» THE PROBLEM
What is the number of lines in the data holding the word "Hummus"? Give that number by itself.

» SOURCE DATA
******************************

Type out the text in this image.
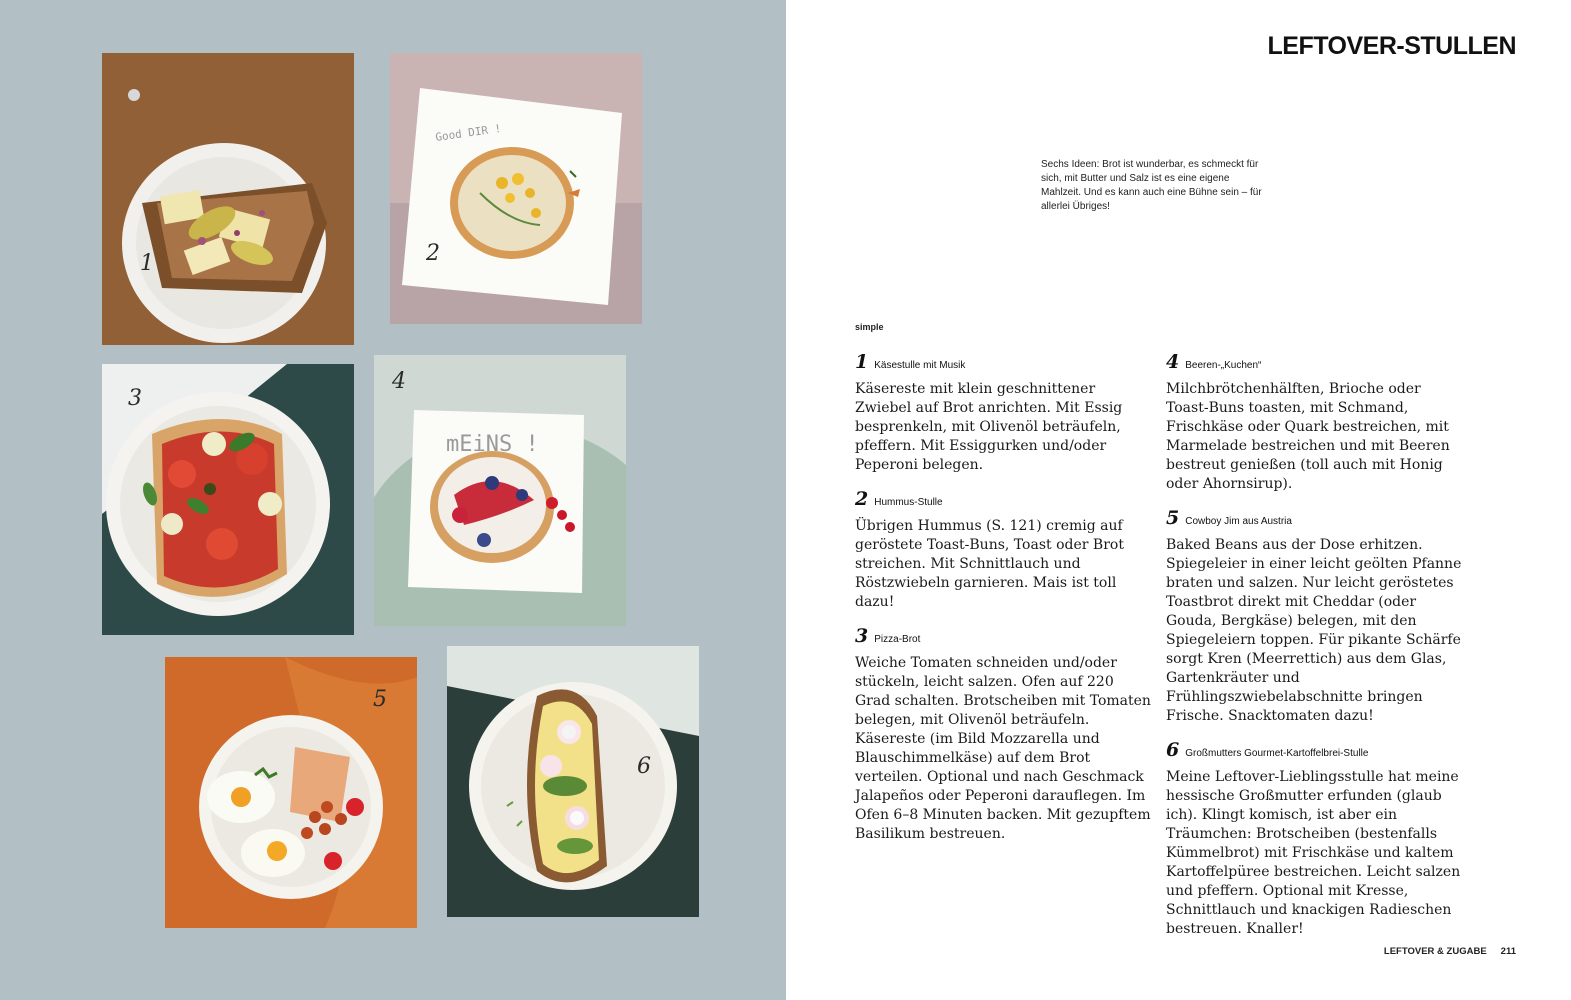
1
Good DIR !
2
3
mEiNS !
4
5
6
LEFTOVER-STULLEN

Sechs Ideen: Brot ist wunderbar, es schmeckt für sich, mit Butter und Salz ist es eine eigene Mahlzeit. Und es kann auch eine Bühne sein – für allerlei Übriges!

simple
1 Käsestulle mit Musik
Käsereste mit klein geschnittener Zwiebel auf Brot anrichten. Mit Essig besprenkeln, mit Olivenöl beträufeln, pfeffern. Mit Essiggurken und/oder Peperoni belegen.
2 Hummus-Stulle
Übrigen Hummus (S. 121) cremig auf geröstete Toast-Buns, Toast oder Brot streichen. Mit Schnittlauch und Röstzwiebeln garnieren. Mais ist toll dazu!
3 Pizza-Brot
Weiche Tomaten schneiden und/oder stückeln, leicht salzen. Ofen auf 220 Grad schalten. Brotscheiben mit Tomaten belegen, mit Olivenöl beträufeln. Käsereste (im Bild Mozzarella und Blauschimmelkäse) auf dem Brot verteilen. Optional und nach Geschmack Jalapeños oder Peperoni darauflegen. Im Ofen 6–8 Minuten backen. Mit gezupftem Basilikum bestreuen.
4 Beeren-„Kuchen“
Milchbrötchenhälften, Brioche oder Toast-Buns toasten, mit Schmand, Frischkäse oder Quark bestreichen, mit Marmelade bestreichen und mit Beeren bestreut genießen (toll auch mit Honig oder Ahornsirup).
5 Cowboy Jim aus Austria
Baked Beans aus der Dose erhitzen. Spiegeleier in einer leicht geölten Pfanne braten und salzen. Nur leicht geröstetes Toastbrot direkt mit Cheddar (oder Gouda, Bergkäse) belegen, mit den Spiegeleiern toppen. Für pikante Schärfe sorgt Kren (Meerrettich) aus dem Glas, Gartenkräuter und Frühlingszwiebelabschnitte bringen Frische. Snacktomaten dazu!
6 Großmutters Gourmet-Kartoffelbrei-Stulle
Meine Leftover-Lieblingsstulle hat meine hessische Großmutter erfunden (glaub ich). Klingt komisch, ist aber ein Träumchen: Brotscheiben (bestenfalls Kümmelbrot) mit Frischkäse und kaltem Kartoffelpüree bestreichen. Leicht salzen und pfeffern. Optional mit Kresse, Schnittlauch und knackigen Radieschen bestreuen. Knaller!
LEFTOVER & ZUGABE 211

******************************

» COMPLETE OUTPUT
2